-- BEGIN MATERIAL SUPPLIED --
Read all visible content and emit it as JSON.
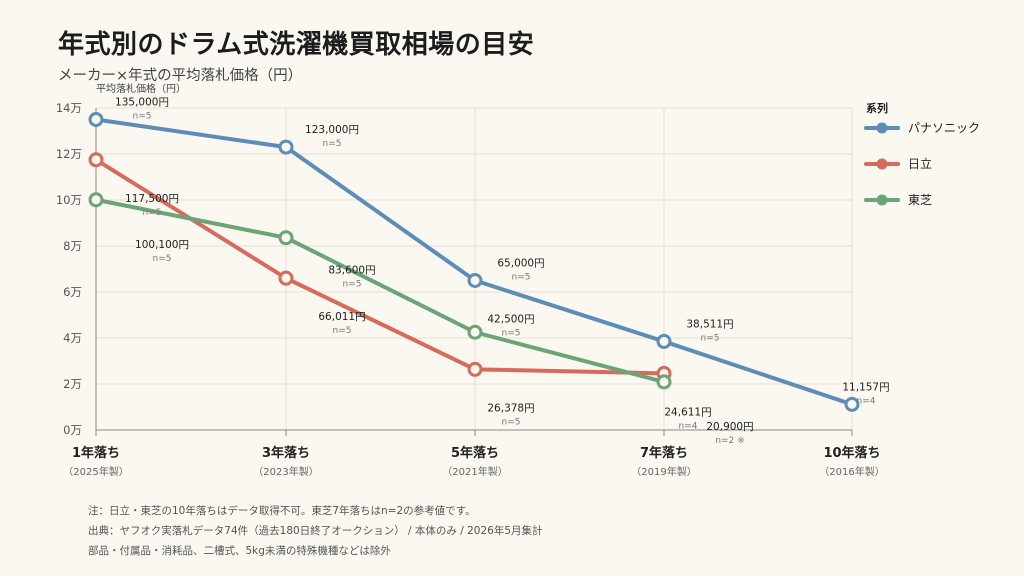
{
  "header": {
    "title": "年式別のドラム式洗濯機買取相場の目安",
    "subtitle": "メーカー×年式の平均落札価格（円）"
  },
  "chart_data": {
    "type": "line",
    "ylabel": "平均落札価格（円）",
    "ylim": [
      0,
      140000
    ],
    "yticks": [
      0,
      20000,
      40000,
      60000,
      80000,
      100000,
      120000,
      140000
    ],
    "ytick_labels": [
      "0万",
      "2万",
      "4万",
      "6万",
      "8万",
      "10万",
      "12万",
      "14万"
    ],
    "categories": [
      "1年落ち",
      "3年落ち",
      "5年落ち",
      "7年落ち",
      "10年落ち"
    ],
    "category_sublabels": [
      "（2025年製）",
      "（2023年製）",
      "（2021年製）",
      "（2019年製）",
      "（2016年製）"
    ],
    "x": [
      1,
      3,
      5,
      7,
      10
    ],
    "legend_title": "系列",
    "legend_position": "right",
    "grid": true,
    "series": [
      {
        "name": "パナソニック",
        "color": "#5b8db8",
        "values": [
          135000,
          123000,
          65000,
          38511,
          11157
        ],
        "value_labels": [
          "135,000円",
          "123,000円",
          "65,000円",
          "38,511円",
          "11,157円"
        ],
        "n_labels": [
          "n=5",
          "n=5",
          "n=5",
          "n=5",
          "n=4"
        ]
      },
      {
        "name": "日立",
        "color": "#d86a5c",
        "values": [
          117500,
          66011,
          26378,
          24611,
          null
        ],
        "value_labels": [
          "117,500円",
          "66,011円",
          "26,378円",
          "24,611円",
          null
        ],
        "n_labels": [
          "n=5",
          "n=5",
          "n=5",
          "n=4",
          null
        ]
      },
      {
        "name": "東芝",
        "color": "#6ba477",
        "values": [
          100100,
          83600,
          42500,
          20900,
          null
        ],
        "value_labels": [
          "100,100円",
          "83,600円",
          "42,500円",
          "20,900円",
          null
        ],
        "n_labels": [
          "n=5",
          "n=5",
          "n=5",
          "n=2 ※",
          null
        ]
      }
    ]
  },
  "notes": {
    "line1": "注：日立・東芝の10年落ちはデータ取得不可。東芝7年落ちはn=2の参考値です。",
    "line2": "出典：ヤフオク実落札データ74件（過去180日終了オークション） / 本体のみ / 2026年5月集計",
    "line3": "部品・付属品・消耗品、二槽式、5kg未満の特殊機種などは除外"
  }
}
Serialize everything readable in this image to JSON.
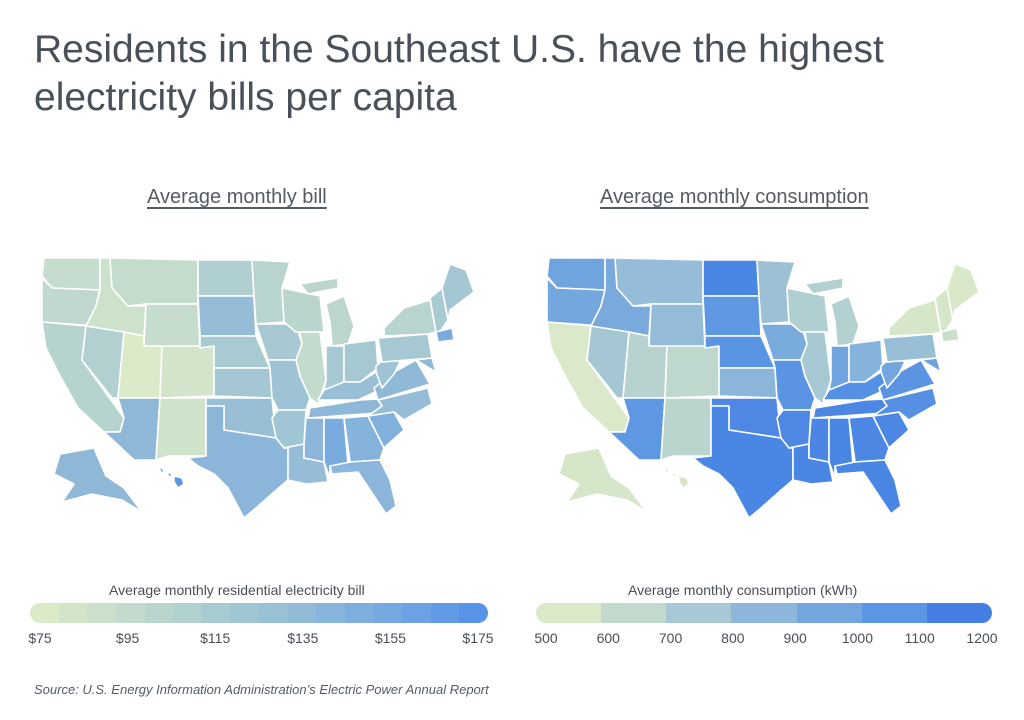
{
  "title": "Residents in the Southeast U.S. have the highest electricity bills per capita",
  "source": "Source:  U.S. Energy Information Administration’s Electric Power Annual Report",
  "maps": [
    {
      "panel_title": "Average monthly bill",
      "legend_title": "Average monthly residential electricity bill",
      "legend_ticks": [
        "$75",
        "$95",
        "$115",
        "$135",
        "$155",
        "$175"
      ],
      "legend_range": [
        75,
        175
      ],
      "legend_colors": [
        "#dbeac8",
        "#d3e5c9",
        "#cbe0cb",
        "#c2dbcc",
        "#b9d5ce",
        "#b1d0d0",
        "#a8cbd1",
        "#a0c6d3",
        "#98c1d6",
        "#90bbd8",
        "#87b5db",
        "#7eaede",
        "#75a8e0",
        "#6ca2e3",
        "#629be5",
        "#5894e8"
      ],
      "state_colors": {
        "WA": "#c5dcce",
        "OR": "#c0d8cf",
        "CA": "#b7d3cf",
        "NV": "#b2d0d0",
        "ID": "#cde2cb",
        "MT": "#c5dccd",
        "WY": "#c6ddcd",
        "UT": "#dbeac8",
        "CO": "#d2e5ca",
        "AZ": "#8fb8d8",
        "NM": "#cfe3ca",
        "ND": "#b0cfd1",
        "SD": "#96bdd7",
        "NE": "#a8cad3",
        "KS": "#a5c7d3",
        "OK": "#98bfd6",
        "TX": "#8cb6d9",
        "MN": "#b8d4cf",
        "IA": "#a8c9d3",
        "MO": "#9ec3d5",
        "AR": "#a0c5d5",
        "LA": "#96bdd7",
        "WI": "#bad5ce",
        "IL": "#c3dbcd",
        "MI": "#bcd6ce",
        "IN": "#a7c9d3",
        "OH": "#a6c8d3",
        "KY": "#98bfd6",
        "TN": "#8fb8d8",
        "MS": "#8cb6d9",
        "AL": "#7aabde",
        "GA": "#86b3db",
        "FL": "#8bb5da",
        "SC": "#82b0dc",
        "NC": "#96bdd7",
        "VA": "#90b9d8",
        "WV": "#9ec3d5",
        "PA": "#a6c8d3",
        "NY": "#b8d4cf",
        "NE_REGION": "#a9cad3",
        "ME": "#a5c7d4",
        "CT": "#7aabde",
        "MD": "#90b9d8",
        "AK": "#8fb8d8",
        "HI": "#5b95e6"
      }
    },
    {
      "panel_title": "Average monthly consumption",
      "legend_title": "Average monthly consumption (kWh)",
      "legend_ticks": [
        "500",
        "600",
        "700",
        "800",
        "900",
        "1000",
        "1100",
        "1200"
      ],
      "legend_range": [
        500,
        1200
      ],
      "legend_colors": [
        "#dbeac8",
        "#c2dacd",
        "#a7c8d4",
        "#8db7da",
        "#73a6de",
        "#5a96e3",
        "#457fe3"
      ],
      "state_colors": {
        "WA": "#6fa4df",
        "OR": "#74a7de",
        "CA": "#dae9c9",
        "NV": "#a5c7d4",
        "ID": "#7aaadd",
        "MT": "#95bcd8",
        "WY": "#94bcd8",
        "UT": "#b8d3cf",
        "CO": "#bfd8ce",
        "AZ": "#5f98e2",
        "NM": "#bad5ce",
        "ND": "#4a86e4",
        "SD": "#5e97e2",
        "NE": "#5a95e3",
        "KS": "#8cb6d9",
        "OK": "#4e88e4",
        "TX": "#4a86e4",
        "MN": "#9cc1d6",
        "IA": "#7aabdd",
        "MO": "#5a94e3",
        "AR": "#4e88e4",
        "LA": "#4a86e4",
        "WI": "#b0cfd1",
        "IL": "#a7c9d3",
        "MI": "#b2d1d0",
        "IN": "#6fa4df",
        "OH": "#86b3db",
        "KY": "#5590e4",
        "TN": "#4d87e4",
        "MS": "#4b86e4",
        "AL": "#4a86e4",
        "GA": "#4d87e4",
        "FL": "#4a86e4",
        "SC": "#4d87e4",
        "NC": "#5590e4",
        "VA": "#5a94e3",
        "WV": "#73a6de",
        "PA": "#98bfd6",
        "NY": "#d5e6c9",
        "NE_REGION": "#d6e7c9",
        "ME": "#d8e8c9",
        "CT": "#c8dfcc",
        "MD": "#6ca2df",
        "AK": "#d6e7c9",
        "HI": "#d3e5c9"
      }
    }
  ]
}
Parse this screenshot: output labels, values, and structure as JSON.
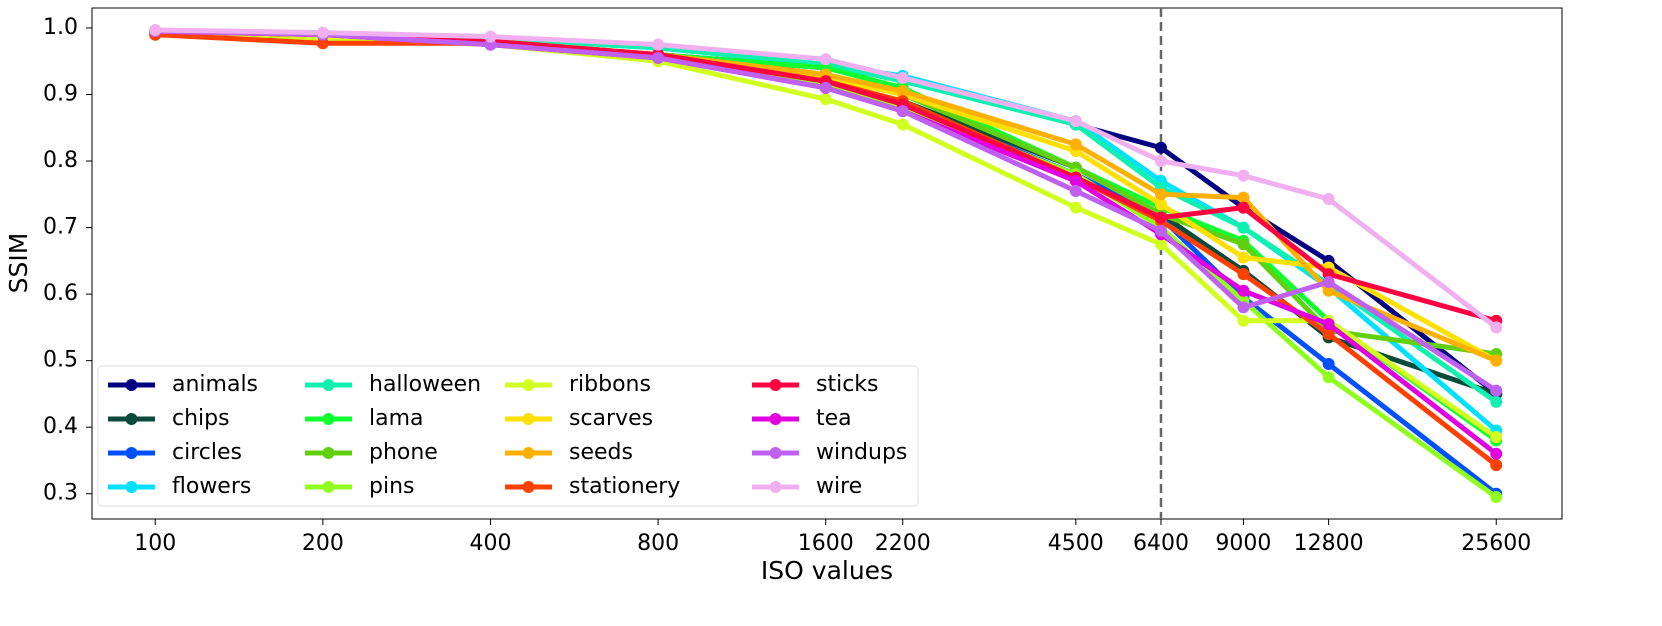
{
  "chart_data": {
    "type": "line",
    "xlabel": "ISO values",
    "ylabel": "SSIM",
    "xscale": "log",
    "xlim": [
      77,
      33600
    ],
    "ylim": [
      0.262,
      1.03
    ],
    "xticks": [
      100,
      200,
      400,
      800,
      1600,
      2200,
      4500,
      6400,
      9000,
      12800,
      25600
    ],
    "yticks": [
      0.3,
      0.4,
      0.5,
      0.6,
      0.7,
      0.8,
      0.9,
      {
        "value": 1,
        "label": "1.0"
      }
    ],
    "vline": 6400,
    "grid": false,
    "legend": "lower left",
    "x": [
      100,
      200,
      400,
      800,
      1600,
      2200,
      4500,
      6400,
      9000,
      12800,
      25600
    ],
    "series": [
      {
        "name": "animals",
        "color": "#000080",
        "values": [
          0.995,
          0.99,
          0.98,
          0.96,
          0.94,
          0.925,
          0.855,
          0.82,
          0.73,
          0.65,
          0.45
        ]
      },
      {
        "name": "chips",
        "color": "#0a4a3a",
        "values": [
          0.99,
          0.99,
          0.98,
          0.955,
          0.915,
          0.89,
          0.79,
          0.72,
          0.635,
          0.535,
          0.45
        ]
      },
      {
        "name": "circles",
        "color": "#0050ff",
        "values": [
          0.99,
          0.99,
          0.98,
          0.955,
          0.915,
          0.885,
          0.78,
          0.715,
          0.595,
          0.495,
          0.3
        ]
      },
      {
        "name": "flowers",
        "color": "#00e0ff",
        "values": [
          0.995,
          0.99,
          0.985,
          0.97,
          0.945,
          0.928,
          0.86,
          0.77,
          0.7,
          0.61,
          0.395
        ]
      },
      {
        "name": "halloween",
        "color": "#10f0b0",
        "values": [
          0.995,
          0.99,
          0.985,
          0.97,
          0.945,
          0.92,
          0.855,
          0.76,
          0.7,
          0.615,
          0.438
        ]
      },
      {
        "name": "lama",
        "color": "#10ff30",
        "values": [
          0.99,
          0.99,
          0.98,
          0.96,
          0.94,
          0.91,
          0.79,
          0.73,
          0.68,
          0.56,
          0.38
        ]
      },
      {
        "name": "phone",
        "color": "#60d010",
        "values": [
          0.99,
          0.99,
          0.98,
          0.96,
          0.93,
          0.9,
          0.79,
          0.72,
          0.675,
          0.545,
          0.51
        ]
      },
      {
        "name": "pins",
        "color": "#90ff20",
        "values": [
          0.99,
          0.99,
          0.975,
          0.955,
          0.915,
          0.88,
          0.78,
          0.7,
          0.59,
          0.475,
          0.295
        ]
      },
      {
        "name": "ribbons",
        "color": "#d0ff20",
        "values": [
          0.99,
          0.985,
          0.975,
          0.95,
          0.893,
          0.855,
          0.73,
          0.675,
          0.56,
          0.56,
          0.385
        ]
      },
      {
        "name": "scarves",
        "color": "#ffe000",
        "values": [
          0.995,
          0.99,
          0.98,
          0.96,
          0.925,
          0.9,
          0.815,
          0.735,
          0.655,
          0.64,
          0.5
        ]
      },
      {
        "name": "seeds",
        "color": "#ffb000",
        "values": [
          0.995,
          0.99,
          0.98,
          0.96,
          0.93,
          0.905,
          0.825,
          0.75,
          0.745,
          0.605,
          0.5
        ]
      },
      {
        "name": "stationery",
        "color": "#ff4000",
        "values": [
          0.99,
          0.977,
          0.977,
          0.96,
          0.92,
          0.89,
          0.775,
          0.71,
          0.63,
          0.54,
          0.343
        ]
      },
      {
        "name": "sticks",
        "color": "#ff0040",
        "values": [
          0.995,
          0.99,
          0.98,
          0.96,
          0.92,
          0.885,
          0.775,
          0.715,
          0.73,
          0.63,
          0.56
        ]
      },
      {
        "name": "tea",
        "color": "#e000e0",
        "values": [
          0.995,
          0.99,
          0.975,
          0.955,
          0.91,
          0.875,
          0.77,
          0.69,
          0.605,
          0.555,
          0.36
        ]
      },
      {
        "name": "windups",
        "color": "#c060f0",
        "values": [
          0.995,
          0.99,
          0.975,
          0.955,
          0.91,
          0.875,
          0.755,
          0.695,
          0.58,
          0.618,
          0.455
        ]
      },
      {
        "name": "wire",
        "color": "#f0b0f0",
        "values": [
          0.997,
          0.993,
          0.987,
          0.975,
          0.953,
          0.925,
          0.86,
          0.8,
          0.778,
          0.743,
          0.55
        ]
      }
    ]
  }
}
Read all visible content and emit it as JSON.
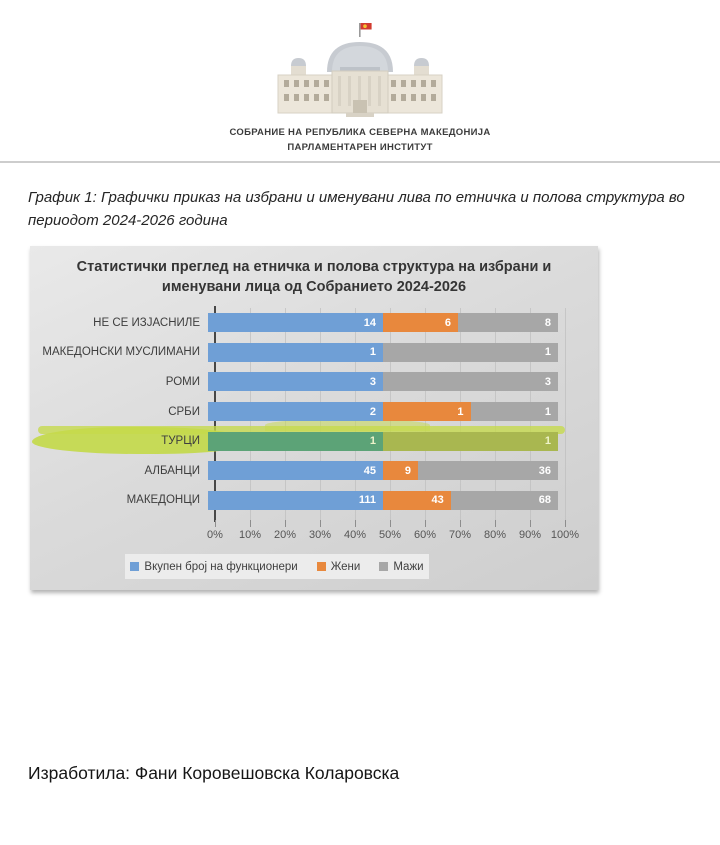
{
  "header": {
    "org_line1": "СОБРАНИЕ НА РЕПУБЛИКА СЕВЕРНА МАКЕДОНИЈА",
    "org_line2": "ПАРЛАМЕНТАРЕН ИНСТИТУТ"
  },
  "caption": "График 1: Графички приказ на избрани и именувани лива по етничка и полова структура во периодот 2024-2026 година",
  "chart_data": {
    "type": "bar",
    "orientation": "horizontal",
    "stacked_percent": true,
    "title": "Статистички преглед на етничка и полова структура на избрани и именувани лица од Собранието 2024-2026",
    "categories": [
      "НЕ СЕ ИЗЈАСНИЛЕ",
      "МАКЕДОНСКИ МУСЛИМАНИ",
      "РОМИ",
      "СРБИ",
      "ТУРЦИ",
      "АЛБАНЦИ",
      "МАКЕДОНЦИ"
    ],
    "series": [
      {
        "name": "Вкупен број на функционери",
        "color": "#6f9fd6",
        "values": [
          14,
          1,
          3,
          2,
          1,
          45,
          111
        ]
      },
      {
        "name": "Жени",
        "color": "#e8883d",
        "values": [
          6,
          0,
          0,
          1,
          0,
          9,
          43
        ]
      },
      {
        "name": "Мажи",
        "color": "#a7a7a7",
        "values": [
          8,
          1,
          3,
          1,
          1,
          36,
          68
        ]
      }
    ],
    "x_ticks": [
      "0%",
      "10%",
      "20%",
      "30%",
      "40%",
      "50%",
      "60%",
      "70%",
      "80%",
      "90%",
      "100%"
    ],
    "xlim": [
      0,
      100
    ],
    "grid": true,
    "legend_position": "bottom",
    "highlighted_category": "ТУРЦИ",
    "highlight_color": "#c3d94b"
  },
  "footer": "Изработила: Фани Коровешовска Коларовска"
}
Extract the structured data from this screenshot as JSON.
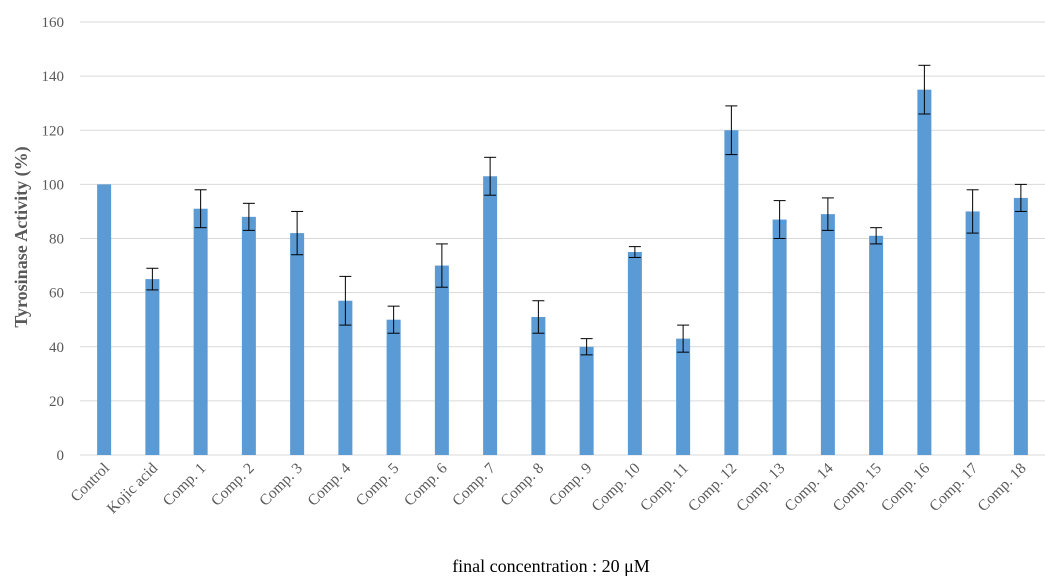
{
  "chart_data": {
    "type": "bar",
    "title": "",
    "xlabel": "final concentration : 20 μM",
    "ylabel": "Tyrosinase Activity (%)",
    "ylim": [
      0,
      160
    ],
    "yticks": [
      0,
      20,
      40,
      60,
      80,
      100,
      120,
      140,
      160
    ],
    "grid": true,
    "categories": [
      "Control",
      "Kojic acid",
      "Comp. 1",
      "Comp. 2",
      "Comp. 3",
      "Comp. 4",
      "Comp. 5",
      "Comp. 6",
      "Comp. 7",
      "Comp. 8",
      "Comp. 9",
      "Comp. 10",
      "Comp. 11",
      "Comp. 12",
      "Comp. 13",
      "Comp. 14",
      "Comp. 15",
      "Comp. 16",
      "Comp. 17",
      "Comp. 18"
    ],
    "values": [
      100,
      65,
      91,
      88,
      82,
      57,
      50,
      70,
      103,
      51,
      40,
      75,
      43,
      120,
      87,
      89,
      81,
      135,
      90,
      95
    ],
    "errors": [
      0,
      4,
      7,
      5,
      8,
      9,
      5,
      8,
      7,
      6,
      3,
      2,
      5,
      9,
      7,
      6,
      3,
      9,
      8,
      5
    ],
    "bar_color": "#5b9bd5",
    "gridline_color": "#d9d9d9",
    "error_bar_color": "#000000"
  }
}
-- END MATERIAL SUPPLIED --
GOAL: Check each line in the listing above for the string "screenshot", then report how many lines contain it, with no other text.

TASK RESPONSE: 2